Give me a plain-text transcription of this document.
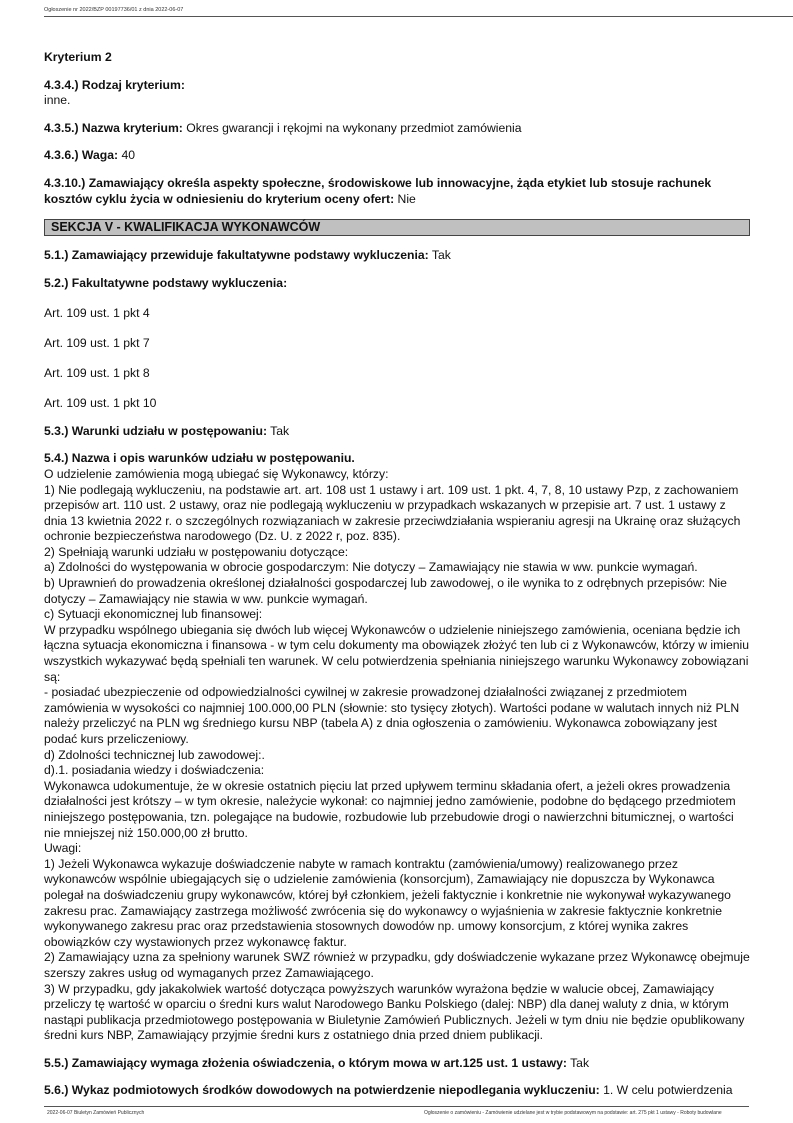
Ogłoszenie nr 2022/BZP 00197736/01 z dnia 2022-06-07

Kryterium 2

4.3.4.) Rodzaj kryterium:
inne.

4.3.5.) Nazwa kryterium: Okres gwarancji i rękojmi na wykonany przedmiot zamówienia

4.3.6.) Waga: 40

4.3.10.) Zamawiający określa aspekty społeczne, środowiskowe lub innowacyjne, żąda etykiet lub stosuje rachunek kosztów cyklu życia w odniesieniu do kryterium oceny ofert: Nie

SEKCJA V - KWALIFIKACJA WYKONAWCÓW

5.1.) Zamawiający przewiduje fakultatywne podstawy wykluczenia: Tak

5.2.) Fakultatywne podstawy wykluczenia:

Art. 109 ust. 1 pkt 4
Art. 109 ust. 1 pkt 7
Art. 109 ust. 1 pkt 8
Art. 109 ust. 1 pkt 10

5.3.) Warunki udziału w postępowaniu: Tak

5.4.) Nazwa i opis warunków udziału w postępowaniu.
O udzielenie zamówienia mogą ubiegać się Wykonawcy, którzy:
1) Nie podlegają wykluczeniu, na podstawie art. art. 108 ust 1 ustawy i art. 109 ust. 1 pkt. 4, 7, 8, 10 ustawy Pzp, z zachowaniem przepisów art. 110 ust. 2 ustawy, oraz nie podlegają wykluczeniu w przypadkach wskazanych w przepisie art. 7 ust. 1 ustawy z dnia 13 kwietnia 2022 r. o szczególnych rozwiązaniach w zakresie przeciwdziałania wspieraniu agresji na Ukrainę oraz służących ochronie bezpieczeństwa narodowego (Dz. U. z 2022 r, poz. 835).
2) Spełniają warunki udziału w postępowaniu dotyczące:
a) Zdolności do występowania w obrocie gospodarczym: Nie dotyczy – Zamawiający nie stawia w ww. punkcie wymagań.
b) Uprawnień do prowadzenia określonej działalności gospodarczej lub zawodowej, o ile wynika to z odrębnych przepisów: Nie dotyczy – Zamawiający nie stawia w ww. punkcie wymagań.
c) Sytuacji ekonomicznej lub finansowej:
W przypadku wspólnego ubiegania się dwóch lub więcej Wykonawców o udzielenie niniejszego zamówienia, oceniana będzie ich łączna sytuacja ekonomiczna i finansowa - w tym celu dokumenty ma obowiązek złożyć ten lub ci z Wykonawców, którzy w imieniu wszystkich wykazywać będą spełniali ten warunek. W celu potwierdzenia spełniania niniejszego warunku Wykonawcy zobowiązani są:
- posiadać ubezpieczenie od odpowiedzialności cywilnej w zakresie prowadzonej działalności związanej z przedmiotem zamówienia w wysokości co najmniej 100.000,00 PLN (słownie: sto tysięcy złotych). Wartości podane w walutach innych niż PLN należy przeliczyć na PLN wg średniego kursu NBP (tabela A) z dnia ogłoszenia o zamówieniu. Wykonawca zobowiązany jest podać kurs przeliczeniowy.
d) Zdolności technicznej lub zawodowej:.
d).1. posiadania wiedzy i doświadczenia:
Wykonawca udokumentuje, że w okresie ostatnich pięciu lat przed upływem terminu składania ofert, a jeżeli okres prowadzenia działalności jest krótszy – w tym okresie, należycie wykonał: co najmniej jedno zamówienie, podobne do będącego przedmiotem niniejszego postępowania, tzn. polegające na budowie, rozbudowie lub przebudowie drogi o nawierzchni bitumicznej, o wartości nie mniejszej niż 150.000,00 zł brutto.
Uwagi:
1) Jeżeli Wykonawca wykazuje doświadczenie nabyte w ramach kontraktu (zamówienia/umowy) realizowanego przez wykonawców wspólnie ubiegających się o udzielenie zamówienia (konsorcjum), Zamawiający nie dopuszcza by Wykonawca polegał na doświadczeniu grupy wykonawców, której był członkiem, jeżeli faktycznie i konkretnie nie wykonywał wykazywanego zakresu prac. Zamawiający zastrzega możliwość zwrócenia się do wykonawcy o wyjaśnienia w zakresie faktycznie konkretnie wykonywanego zakresu prac oraz przedstawienia stosownych dowodów np. umowy konsorcjum, z której wynika zakres obowiązków czy wystawionych przez wykonawcę faktur.
2) Zamawiający uzna za spełniony warunek SWZ również w przypadku, gdy doświadczenie wykazane przez Wykonawcę obejmuje szerszy zakres usług od wymaganych przez Zamawiającego.
3) W przypadku, gdy jakakolwiek wartość dotycząca powyższych warunków wyrażona będzie w walucie obcej, Zamawiający przeliczy tę wartość w oparciu o średni kurs walut Narodowego Banku Polskiego (dalej: NBP) dla danej waluty z dnia, w którym nastąpi publikacja przedmiotowego postępowania w Biuletynie Zamówień Publicznych. Jeżeli w tym dniu nie będzie opublikowany średni kurs NBP, Zamawiający przyjmie średni kurs z ostatniego dnia przed dniem publikacji.

5.5.) Zamawiający wymaga złożenia oświadczenia, o którym mowa w art.125 ust. 1 ustawy: Tak

5.6.) Wykaz podmiotowych środków dowodowych na potwierdzenie niepodlegania wykluczeniu: 1. W celu potwierdzenia

2022-06-07 Biuletyn Zamówień Publicznych	Ogłoszenie o zamówieniu - Zamówienie udzielane jest w trybie podstawowym na podstawie: art. 275 pkt 1 ustawy - Roboty budowlane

▶ [PROBLEM TO SOLVE]:
Copy the listing in full and without alteration, omitting every picture.

▶ [EXERCISE SOLUTION]:
Give me a plain-text transcription of this document.
Ogłoszenie nr 2022/BZP 00197736/01 z dnia 2022-06-07

Kryterium 2

4.3.4.) Rodzaj kryterium:
inne.

4.3.5.) Nazwa kryterium: Okres gwarancji i rękojmi na wykonany przedmiot zamówienia

4.3.6.) Waga: 40

4.3.10.) Zamawiający określa aspekty społeczne, środowiskowe lub innowacyjne, żąda etykiet lub stosuje rachunek kosztów cyklu życia w odniesieniu do kryterium oceny ofert: Nie

SEKCJA V - KWALIFIKACJA WYKONAWCÓW

5.1.) Zamawiający przewiduje fakultatywne podstawy wykluczenia: Tak

5.2.) Fakultatywne podstawy wykluczenia:

Art. 109 ust. 1 pkt 4
Art. 109 ust. 1 pkt 7
Art. 109 ust. 1 pkt 8
Art. 109 ust. 1 pkt 10

5.3.) Warunki udziału w postępowaniu: Tak

5.4.) Nazwa i opis warunków udziału w postępowaniu.
O udzielenie zamówienia mogą ubiegać się Wykonawcy, którzy:
1) Nie podlegają wykluczeniu, na podstawie art. art. 108 ust 1 ustawy i art. 109 ust. 1 pkt. 4, 7, 8, 10 ustawy Pzp, z zachowaniem przepisów art. 110 ust. 2 ustawy, oraz nie podlegają wykluczeniu w przypadkach wskazanych w przepisie art. 7 ust. 1 ustawy z dnia 13 kwietnia 2022 r. o szczególnych rozwiązaniach w zakresie przeciwdziałania wspieraniu agresji na Ukrainę oraz służących ochronie bezpieczeństwa narodowego (Dz. U. z 2022 r, poz. 835).
2) Spełniają warunki udziału w postępowaniu dotyczące:
a) Zdolności do występowania w obrocie gospodarczym: Nie dotyczy – Zamawiający nie stawia w ww. punkcie wymagań.
b) Uprawnień do prowadzenia określonej działalności gospodarczej lub zawodowej, o ile wynika to z odrębnych przepisów: Nie dotyczy – Zamawiający nie stawia w ww. punkcie wymagań.
c) Sytuacji ekonomicznej lub finansowej:
W przypadku wspólnego ubiegania się dwóch lub więcej Wykonawców o udzielenie niniejszego zamówienia, oceniana będzie ich łączna sytuacja ekonomiczna i finansowa - w tym celu dokumenty ma obowiązek złożyć ten lub ci z Wykonawców, którzy w imieniu wszystkich wykazywać będą spełniali ten warunek. W celu potwierdzenia spełniania niniejszego warunku Wykonawcy zobowiązani są:
- posiadać ubezpieczenie od odpowiedzialności cywilnej w zakresie prowadzonej działalności związanej z przedmiotem zamówienia w wysokości co najmniej 100.000,00 PLN (słownie: sto tysięcy złotych). Wartości podane w walutach innych niż PLN należy przeliczyć na PLN wg średniego kursu NBP (tabela A) z dnia ogłoszenia o zamówieniu. Wykonawca zobowiązany jest podać kurs przeliczeniowy.
d) Zdolności technicznej lub zawodowej:.
d).1. posiadania wiedzy i doświadczenia:
Wykonawca udokumentuje, że w okresie ostatnich pięciu lat przed upływem terminu składania ofert, a jeżeli okres prowadzenia działalności jest krótszy – w tym okresie, należycie wykonał: co najmniej jedno zamówienie, podobne do będącego przedmiotem niniejszego postępowania, tzn. polegające na budowie, rozbudowie lub przebudowie drogi o nawierzchni bitumicznej, o wartości nie mniejszej niż 150.000,00 zł brutto.
Uwagi:
1) Jeżeli Wykonawca wykazuje doświadczenie nabyte w ramach kontraktu (zamówienia/umowy) realizowanego przez wykonawców wspólnie ubiegających się o udzielenie zamówienia (konsorcjum), Zamawiający nie dopuszcza by Wykonawca polegał na doświadczeniu grupy wykonawców, której był członkiem, jeżeli faktycznie i konkretnie nie wykonywał wykazywanego zakresu prac. Zamawiający zastrzega możliwość zwrócenia się do wykonawcy o wyjaśnienia w zakresie faktycznie konkretnie wykonywanego zakresu prac oraz przedstawienia stosownych dowodów np. umowy konsorcjum, z której wynika zakres obowiązków czy wystawionych przez wykonawcę faktur.
2) Zamawiający uzna za spełniony warunek SWZ również w przypadku, gdy doświadczenie wykazane przez Wykonawcę obejmuje szerszy zakres usług od wymaganych przez Zamawiającego.
3) W przypadku, gdy jakakolwiek wartość dotycząca powyższych warunków wyrażona będzie w walucie obcej, Zamawiający przeliczy tę wartość w oparciu o średni kurs walut Narodowego Banku Polskiego (dalej: NBP) dla danej waluty z dnia, w którym nastąpi publikacja przedmiotowego postępowania w Biuletynie Zamówień Publicznych. Jeżeli w tym dniu nie będzie opublikowany średni kurs NBP, Zamawiający przyjmie średni kurs z ostatniego dnia przed dniem publikacji.

5.5.) Zamawiający wymaga złożenia oświadczenia, o którym mowa w art.125 ust. 1 ustawy: Tak

5.6.) Wykaz podmiotowych środków dowodowych na potwierdzenie niepodlegania wykluczeniu: 1. W celu potwierdzenia

2022-06-07 Biuletyn Zamówień Publicznych	Ogłoszenie o zamówieniu - Zamówienie udzielane jest w trybie podstawowym na podstawie: art. 275 pkt 1 ustawy - Roboty budowlane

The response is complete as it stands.